Task instructions
Repeat the records below exactly, leaving out any pictures.

Extracted data
-- begin --
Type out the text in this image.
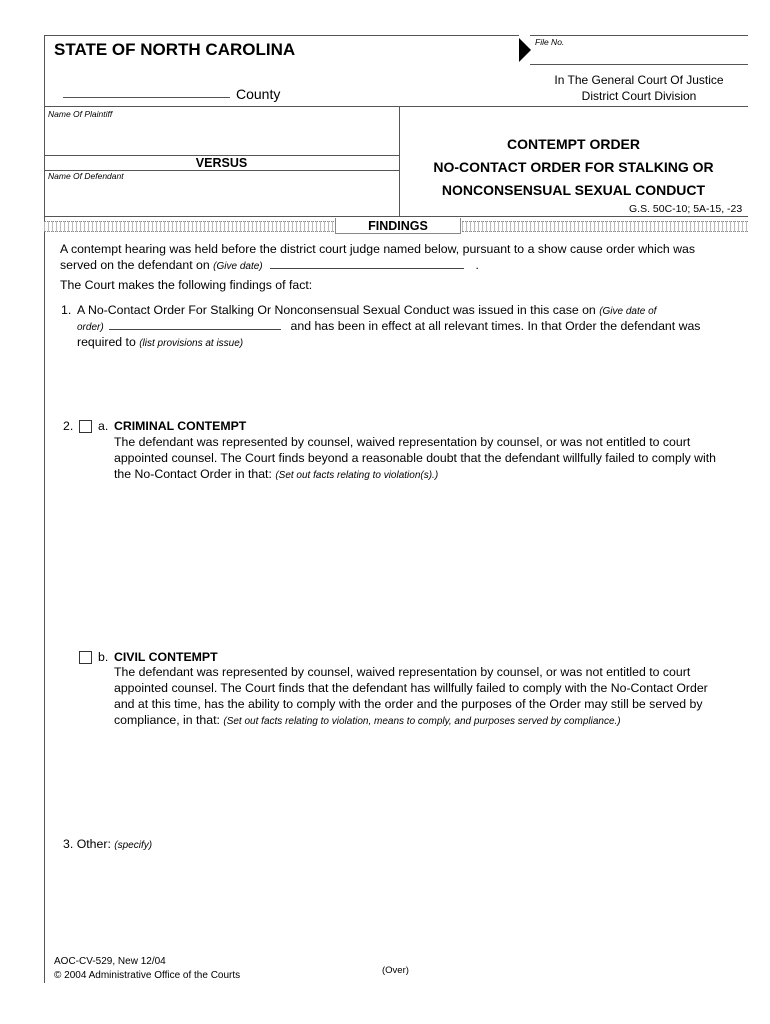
STATE OF NORTH CAROLINA	File No.
County
In The General Court Of Justice
District Court Division
Name Of Plaintiff
VERSUS
Name Of Defendant
CONTEMPT ORDER
NO-CONTACT ORDER FOR STALKING OR
NONCONSENSUAL SEXUAL CONDUCT
G.S. 50C-10; 5A-15, -23
FINDINGS
A contempt hearing was held before the district court judge named below, pursuant to a show cause order which was
served on the defendant on (Give date)	.
The Court makes the following findings of fact:
1. A No-Contact Order For Stalking Or Nonconsensual Sexual Conduct was issued in this case on (Give date of
order)	and has been in effect at all relevant times. In that Order the defendant was
required to (list provisions at issue)
2. a. CRIMINAL CONTEMPT
The defendant was represented by counsel, waived representation by counsel, or was not entitled to court
appointed counsel. The Court finds beyond a reasonable doubt that the defendant willfully failed to comply with
the No-Contact Order in that: (Set out facts relating to violation(s).)
b. CIVIL CONTEMPT
The defendant was represented by counsel, waived representation by counsel, or was not entitled to court
appointed counsel. The Court finds that the defendant has willfully failed to comply with the No-Contact Order
and at this time, has the ability to comply with the order and the purposes of the Order may still be served by
compliance, in that: (Set out facts relating to violation, means to comply, and purposes served by compliance.)
3. Other: (specify)
AOC-CV-529, New 12/04
© 2004 Administrative Office of the Courts	(Over)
-- end --
The output
Type out the text in this image.
STATE OF NORTH CAROLINA	File No.
County
In The General Court Of Justice
District Court Division
Name Of Plaintiff
VERSUS
Name Of Defendant
CONTEMPT ORDER
NO-CONTACT ORDER FOR STALKING OR
NONCONSENSUAL SEXUAL CONDUCT
G.S. 50C-10; 5A-15, -23
FINDINGS
A contempt hearing was held before the district court judge named below, pursuant to a show cause order which was
served on the defendant on (Give date)	.
The Court makes the following findings of fact:
1. A No-Contact Order For Stalking Or Nonconsensual Sexual Conduct was issued in this case on (Give date of
order)	and has been in effect at all relevant times. In that Order the defendant was
required to (list provisions at issue)
2. a. CRIMINAL CONTEMPT
The defendant was represented by counsel, waived representation by counsel, or was not entitled to court
appointed counsel. The Court finds beyond a reasonable doubt that the defendant willfully failed to comply with
the No-Contact Order in that: (Set out facts relating to violation(s).)
b. CIVIL CONTEMPT
The defendant was represented by counsel, waived representation by counsel, or was not entitled to court
appointed counsel. The Court finds that the defendant has willfully failed to comply with the No-Contact Order
and at this time, has the ability to comply with the order and the purposes of the Order may still be served by
compliance, in that: (Set out facts relating to violation, means to comply, and purposes served by compliance.)
3. Other: (specify)
AOC-CV-529, New 12/04
© 2004 Administrative Office of the Courts	(Over)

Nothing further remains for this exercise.